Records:
----

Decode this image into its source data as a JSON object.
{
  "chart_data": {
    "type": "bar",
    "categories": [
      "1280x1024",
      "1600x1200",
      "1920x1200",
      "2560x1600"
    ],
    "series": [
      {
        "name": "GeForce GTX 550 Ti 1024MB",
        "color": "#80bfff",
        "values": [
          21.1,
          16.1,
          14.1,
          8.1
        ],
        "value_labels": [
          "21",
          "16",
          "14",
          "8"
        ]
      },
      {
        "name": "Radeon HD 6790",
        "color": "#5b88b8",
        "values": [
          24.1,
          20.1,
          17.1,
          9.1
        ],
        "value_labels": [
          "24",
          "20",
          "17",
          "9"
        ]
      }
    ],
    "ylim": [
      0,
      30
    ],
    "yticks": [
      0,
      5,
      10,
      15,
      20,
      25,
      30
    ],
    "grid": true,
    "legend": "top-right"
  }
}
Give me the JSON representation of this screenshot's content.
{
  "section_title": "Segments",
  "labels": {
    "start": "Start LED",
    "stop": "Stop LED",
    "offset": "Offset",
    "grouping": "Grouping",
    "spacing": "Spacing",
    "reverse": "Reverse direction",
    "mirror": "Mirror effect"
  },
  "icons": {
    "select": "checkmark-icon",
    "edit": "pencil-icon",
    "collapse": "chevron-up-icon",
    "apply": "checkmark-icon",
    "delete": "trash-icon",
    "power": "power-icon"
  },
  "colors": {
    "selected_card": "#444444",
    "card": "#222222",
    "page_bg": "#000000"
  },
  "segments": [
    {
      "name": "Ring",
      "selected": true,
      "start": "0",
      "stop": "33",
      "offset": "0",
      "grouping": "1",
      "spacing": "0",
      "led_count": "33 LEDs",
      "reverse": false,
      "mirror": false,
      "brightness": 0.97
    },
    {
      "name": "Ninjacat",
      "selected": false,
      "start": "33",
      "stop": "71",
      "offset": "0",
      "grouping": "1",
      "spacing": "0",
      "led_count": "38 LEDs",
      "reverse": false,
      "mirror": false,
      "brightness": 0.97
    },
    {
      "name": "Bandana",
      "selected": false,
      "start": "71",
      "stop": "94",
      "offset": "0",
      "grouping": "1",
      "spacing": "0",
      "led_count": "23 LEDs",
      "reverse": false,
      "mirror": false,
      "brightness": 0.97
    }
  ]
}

----

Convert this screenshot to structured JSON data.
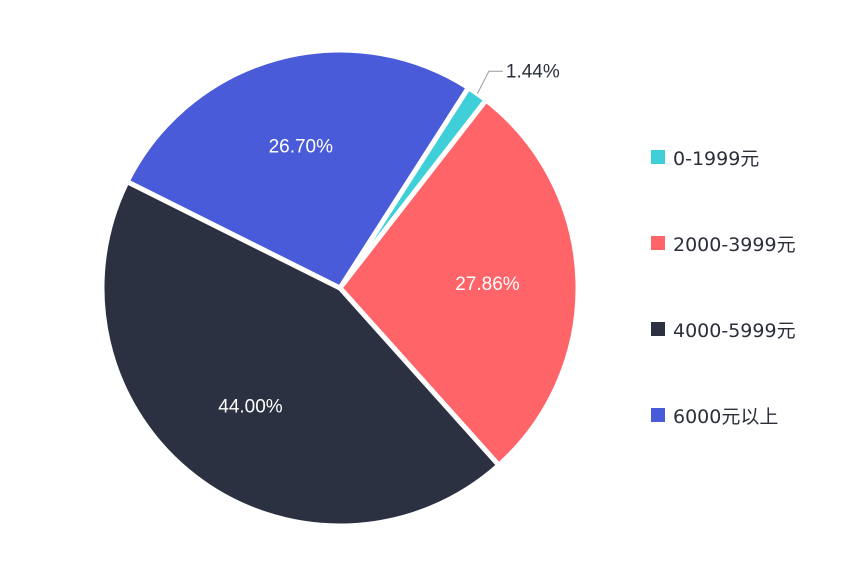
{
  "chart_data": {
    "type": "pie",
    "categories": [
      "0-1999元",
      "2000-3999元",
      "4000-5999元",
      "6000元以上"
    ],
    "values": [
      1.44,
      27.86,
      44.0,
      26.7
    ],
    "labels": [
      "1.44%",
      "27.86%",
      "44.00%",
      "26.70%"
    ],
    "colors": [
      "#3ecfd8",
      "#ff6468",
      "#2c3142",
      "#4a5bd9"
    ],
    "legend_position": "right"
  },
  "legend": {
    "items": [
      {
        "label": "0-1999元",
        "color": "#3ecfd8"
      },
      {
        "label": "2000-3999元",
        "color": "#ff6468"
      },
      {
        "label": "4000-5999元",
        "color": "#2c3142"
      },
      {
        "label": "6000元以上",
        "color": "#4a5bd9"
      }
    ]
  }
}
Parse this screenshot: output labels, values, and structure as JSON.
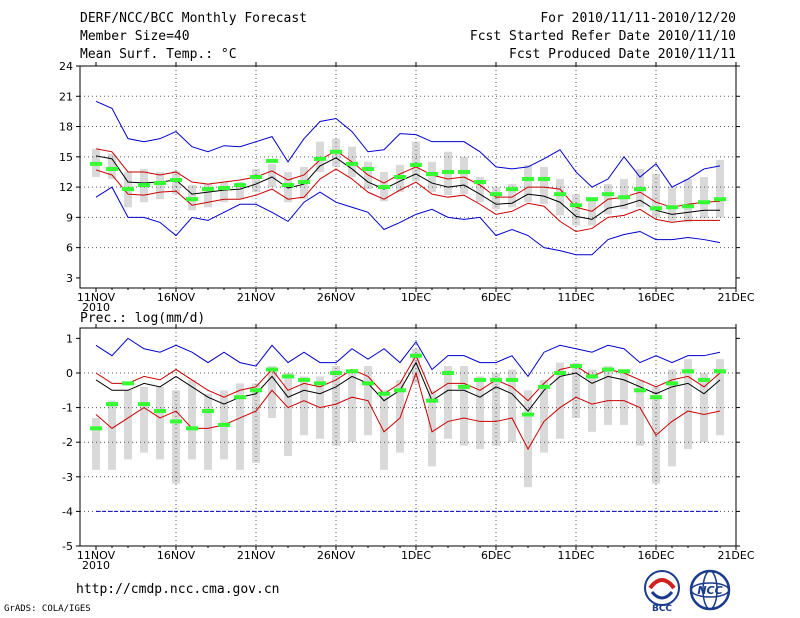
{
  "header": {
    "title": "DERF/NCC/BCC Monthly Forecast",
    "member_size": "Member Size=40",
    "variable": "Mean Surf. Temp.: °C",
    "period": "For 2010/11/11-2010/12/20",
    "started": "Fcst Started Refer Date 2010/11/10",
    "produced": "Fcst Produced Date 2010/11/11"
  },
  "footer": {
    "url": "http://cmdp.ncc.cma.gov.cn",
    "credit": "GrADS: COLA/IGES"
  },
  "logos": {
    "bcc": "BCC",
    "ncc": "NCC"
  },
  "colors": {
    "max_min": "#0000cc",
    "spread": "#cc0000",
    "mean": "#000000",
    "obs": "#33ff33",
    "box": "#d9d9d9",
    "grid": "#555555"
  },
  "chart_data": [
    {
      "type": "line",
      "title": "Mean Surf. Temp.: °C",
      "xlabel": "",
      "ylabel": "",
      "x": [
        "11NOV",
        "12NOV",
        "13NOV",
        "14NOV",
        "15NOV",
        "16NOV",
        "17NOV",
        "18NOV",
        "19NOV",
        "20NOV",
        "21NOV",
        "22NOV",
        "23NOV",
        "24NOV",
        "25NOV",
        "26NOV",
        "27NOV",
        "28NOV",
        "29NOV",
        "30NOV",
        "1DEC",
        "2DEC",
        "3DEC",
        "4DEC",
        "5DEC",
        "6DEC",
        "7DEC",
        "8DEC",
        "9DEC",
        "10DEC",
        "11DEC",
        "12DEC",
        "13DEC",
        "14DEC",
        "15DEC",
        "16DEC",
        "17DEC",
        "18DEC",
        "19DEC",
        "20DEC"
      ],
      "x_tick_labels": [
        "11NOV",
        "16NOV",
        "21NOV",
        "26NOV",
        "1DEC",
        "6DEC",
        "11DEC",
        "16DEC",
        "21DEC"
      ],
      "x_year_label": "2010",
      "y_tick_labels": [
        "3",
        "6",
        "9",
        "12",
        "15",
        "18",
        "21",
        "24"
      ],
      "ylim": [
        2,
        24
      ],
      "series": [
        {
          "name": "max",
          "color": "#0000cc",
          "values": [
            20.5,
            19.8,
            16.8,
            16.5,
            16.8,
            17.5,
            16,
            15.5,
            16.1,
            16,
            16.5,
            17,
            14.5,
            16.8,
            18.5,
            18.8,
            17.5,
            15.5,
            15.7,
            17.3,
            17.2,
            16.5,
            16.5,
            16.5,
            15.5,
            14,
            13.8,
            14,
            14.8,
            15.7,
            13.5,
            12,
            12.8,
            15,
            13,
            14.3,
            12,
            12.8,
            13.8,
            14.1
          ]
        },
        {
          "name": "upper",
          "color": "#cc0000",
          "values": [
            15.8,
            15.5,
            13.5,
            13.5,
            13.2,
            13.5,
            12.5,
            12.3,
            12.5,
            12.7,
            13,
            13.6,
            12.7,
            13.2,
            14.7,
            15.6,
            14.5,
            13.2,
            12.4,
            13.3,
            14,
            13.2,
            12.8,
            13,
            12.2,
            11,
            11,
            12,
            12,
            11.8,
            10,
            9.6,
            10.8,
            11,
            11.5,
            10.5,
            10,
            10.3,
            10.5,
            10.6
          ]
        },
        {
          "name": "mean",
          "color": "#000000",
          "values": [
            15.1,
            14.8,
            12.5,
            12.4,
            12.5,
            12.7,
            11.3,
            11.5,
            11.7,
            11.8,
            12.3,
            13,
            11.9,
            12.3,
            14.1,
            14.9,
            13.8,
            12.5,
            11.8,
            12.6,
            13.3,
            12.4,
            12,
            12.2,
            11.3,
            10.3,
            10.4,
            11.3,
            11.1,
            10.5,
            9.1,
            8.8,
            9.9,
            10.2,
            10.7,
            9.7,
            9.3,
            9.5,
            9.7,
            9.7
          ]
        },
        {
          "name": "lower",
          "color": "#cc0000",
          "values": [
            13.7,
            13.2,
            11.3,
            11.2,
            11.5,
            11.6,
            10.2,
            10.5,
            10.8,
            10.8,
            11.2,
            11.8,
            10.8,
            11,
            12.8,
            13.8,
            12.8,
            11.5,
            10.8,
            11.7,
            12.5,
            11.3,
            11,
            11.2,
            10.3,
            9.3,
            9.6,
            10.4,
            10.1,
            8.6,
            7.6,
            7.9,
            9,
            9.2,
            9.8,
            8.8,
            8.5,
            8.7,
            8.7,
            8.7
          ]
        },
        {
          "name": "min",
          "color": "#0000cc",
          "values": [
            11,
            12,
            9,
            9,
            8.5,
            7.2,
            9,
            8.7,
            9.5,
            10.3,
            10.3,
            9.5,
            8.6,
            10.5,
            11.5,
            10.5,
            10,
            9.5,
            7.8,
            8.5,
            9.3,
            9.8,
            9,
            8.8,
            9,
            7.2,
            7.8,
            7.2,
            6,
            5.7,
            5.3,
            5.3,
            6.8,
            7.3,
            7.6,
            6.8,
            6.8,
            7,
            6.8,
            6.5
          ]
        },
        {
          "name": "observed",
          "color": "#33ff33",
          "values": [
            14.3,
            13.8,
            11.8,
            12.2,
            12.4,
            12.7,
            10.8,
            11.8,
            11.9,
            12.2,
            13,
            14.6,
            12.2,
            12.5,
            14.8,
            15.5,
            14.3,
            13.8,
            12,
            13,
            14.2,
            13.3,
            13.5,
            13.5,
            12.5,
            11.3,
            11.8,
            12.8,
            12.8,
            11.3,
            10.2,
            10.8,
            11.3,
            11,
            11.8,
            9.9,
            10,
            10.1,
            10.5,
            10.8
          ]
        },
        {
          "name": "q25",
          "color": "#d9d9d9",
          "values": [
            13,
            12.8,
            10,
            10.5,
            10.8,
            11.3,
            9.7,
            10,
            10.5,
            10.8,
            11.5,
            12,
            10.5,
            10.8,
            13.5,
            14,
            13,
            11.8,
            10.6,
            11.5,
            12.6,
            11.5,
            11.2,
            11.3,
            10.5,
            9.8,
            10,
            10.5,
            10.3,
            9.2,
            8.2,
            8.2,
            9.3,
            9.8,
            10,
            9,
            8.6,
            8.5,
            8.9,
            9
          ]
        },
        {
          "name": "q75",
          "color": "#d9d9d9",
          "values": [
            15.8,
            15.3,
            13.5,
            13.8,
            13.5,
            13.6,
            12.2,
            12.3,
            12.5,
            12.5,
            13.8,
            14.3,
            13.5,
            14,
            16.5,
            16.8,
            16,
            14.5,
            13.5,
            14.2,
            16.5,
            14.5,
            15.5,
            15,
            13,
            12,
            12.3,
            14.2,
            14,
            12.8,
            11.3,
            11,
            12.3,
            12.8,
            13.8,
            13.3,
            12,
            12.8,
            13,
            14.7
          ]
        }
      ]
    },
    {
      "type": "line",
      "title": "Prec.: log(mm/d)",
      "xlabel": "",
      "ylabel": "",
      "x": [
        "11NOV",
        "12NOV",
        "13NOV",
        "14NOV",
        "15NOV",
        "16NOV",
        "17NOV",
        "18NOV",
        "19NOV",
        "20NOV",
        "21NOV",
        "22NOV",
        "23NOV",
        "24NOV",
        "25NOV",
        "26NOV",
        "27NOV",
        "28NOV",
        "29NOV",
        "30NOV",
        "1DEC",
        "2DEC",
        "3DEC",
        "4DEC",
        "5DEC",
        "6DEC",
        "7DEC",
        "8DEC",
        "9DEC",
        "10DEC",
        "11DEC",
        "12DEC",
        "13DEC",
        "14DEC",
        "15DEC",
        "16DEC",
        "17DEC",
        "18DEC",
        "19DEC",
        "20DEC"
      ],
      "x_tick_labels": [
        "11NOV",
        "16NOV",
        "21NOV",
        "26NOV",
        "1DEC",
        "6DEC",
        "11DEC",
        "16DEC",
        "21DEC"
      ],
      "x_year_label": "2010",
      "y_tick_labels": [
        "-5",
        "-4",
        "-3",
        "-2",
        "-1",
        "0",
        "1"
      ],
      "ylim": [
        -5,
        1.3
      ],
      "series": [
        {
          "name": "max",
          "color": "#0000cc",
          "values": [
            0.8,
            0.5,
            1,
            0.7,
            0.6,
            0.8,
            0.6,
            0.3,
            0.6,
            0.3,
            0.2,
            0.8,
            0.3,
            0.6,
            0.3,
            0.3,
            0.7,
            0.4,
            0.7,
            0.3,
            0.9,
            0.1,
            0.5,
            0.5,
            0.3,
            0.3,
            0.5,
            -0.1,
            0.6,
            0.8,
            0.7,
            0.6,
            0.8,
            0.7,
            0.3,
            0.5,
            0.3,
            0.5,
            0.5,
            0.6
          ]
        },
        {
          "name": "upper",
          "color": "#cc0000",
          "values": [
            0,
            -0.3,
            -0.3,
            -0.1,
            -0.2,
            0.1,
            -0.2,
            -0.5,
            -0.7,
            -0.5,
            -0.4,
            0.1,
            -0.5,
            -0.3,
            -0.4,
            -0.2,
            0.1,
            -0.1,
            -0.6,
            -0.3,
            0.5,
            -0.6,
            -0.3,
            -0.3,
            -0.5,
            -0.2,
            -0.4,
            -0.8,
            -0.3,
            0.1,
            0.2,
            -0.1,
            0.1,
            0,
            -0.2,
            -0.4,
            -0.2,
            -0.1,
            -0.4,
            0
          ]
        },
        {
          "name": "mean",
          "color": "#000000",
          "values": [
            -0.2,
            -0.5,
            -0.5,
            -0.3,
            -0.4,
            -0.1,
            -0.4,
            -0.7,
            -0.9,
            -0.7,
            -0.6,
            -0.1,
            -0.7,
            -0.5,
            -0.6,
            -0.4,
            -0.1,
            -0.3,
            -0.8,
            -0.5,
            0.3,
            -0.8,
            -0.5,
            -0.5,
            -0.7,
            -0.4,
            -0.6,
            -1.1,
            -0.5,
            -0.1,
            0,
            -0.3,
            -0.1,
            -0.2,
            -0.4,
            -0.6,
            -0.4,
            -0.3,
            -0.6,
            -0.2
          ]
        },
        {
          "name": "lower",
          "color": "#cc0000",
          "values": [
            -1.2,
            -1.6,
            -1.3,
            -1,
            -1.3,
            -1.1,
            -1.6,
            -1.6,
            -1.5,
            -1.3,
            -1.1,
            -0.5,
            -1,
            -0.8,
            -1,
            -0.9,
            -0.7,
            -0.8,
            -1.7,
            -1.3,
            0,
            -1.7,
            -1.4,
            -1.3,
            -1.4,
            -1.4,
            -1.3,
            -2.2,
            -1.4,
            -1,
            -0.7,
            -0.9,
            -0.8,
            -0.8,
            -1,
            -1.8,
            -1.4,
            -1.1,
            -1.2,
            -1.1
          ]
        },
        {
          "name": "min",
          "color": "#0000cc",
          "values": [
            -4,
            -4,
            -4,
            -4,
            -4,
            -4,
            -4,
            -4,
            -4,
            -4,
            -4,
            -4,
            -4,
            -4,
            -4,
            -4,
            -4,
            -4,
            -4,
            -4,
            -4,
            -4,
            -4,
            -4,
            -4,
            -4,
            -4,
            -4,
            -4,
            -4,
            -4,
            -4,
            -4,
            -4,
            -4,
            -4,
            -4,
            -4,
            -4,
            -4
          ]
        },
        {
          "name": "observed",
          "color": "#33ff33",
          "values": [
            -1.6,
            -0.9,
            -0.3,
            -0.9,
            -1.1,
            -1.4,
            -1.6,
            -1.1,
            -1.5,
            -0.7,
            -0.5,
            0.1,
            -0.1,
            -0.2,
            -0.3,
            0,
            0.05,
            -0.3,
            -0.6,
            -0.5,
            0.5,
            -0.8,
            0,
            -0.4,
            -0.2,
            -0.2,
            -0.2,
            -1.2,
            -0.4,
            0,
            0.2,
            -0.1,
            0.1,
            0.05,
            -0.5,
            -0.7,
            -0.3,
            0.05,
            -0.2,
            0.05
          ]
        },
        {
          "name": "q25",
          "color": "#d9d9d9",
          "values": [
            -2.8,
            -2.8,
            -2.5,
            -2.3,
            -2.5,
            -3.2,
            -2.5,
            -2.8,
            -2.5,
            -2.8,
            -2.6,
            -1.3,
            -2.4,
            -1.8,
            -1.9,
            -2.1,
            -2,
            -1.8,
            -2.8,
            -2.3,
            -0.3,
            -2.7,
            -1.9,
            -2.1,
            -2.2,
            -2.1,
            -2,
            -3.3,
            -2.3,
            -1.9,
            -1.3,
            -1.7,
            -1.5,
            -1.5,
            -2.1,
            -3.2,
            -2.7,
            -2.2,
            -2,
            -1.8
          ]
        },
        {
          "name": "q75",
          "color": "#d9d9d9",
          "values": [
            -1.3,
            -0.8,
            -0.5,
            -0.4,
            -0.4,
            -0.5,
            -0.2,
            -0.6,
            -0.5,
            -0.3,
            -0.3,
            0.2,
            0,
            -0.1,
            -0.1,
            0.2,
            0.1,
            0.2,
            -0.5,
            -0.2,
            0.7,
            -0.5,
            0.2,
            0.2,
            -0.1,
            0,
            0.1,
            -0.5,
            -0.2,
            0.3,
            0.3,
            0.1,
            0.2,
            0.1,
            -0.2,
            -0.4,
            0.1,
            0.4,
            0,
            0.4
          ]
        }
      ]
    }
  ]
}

----

**The task**
Of all the lines in the data above, state how many include "Date". Say only the number.

**Response below**
2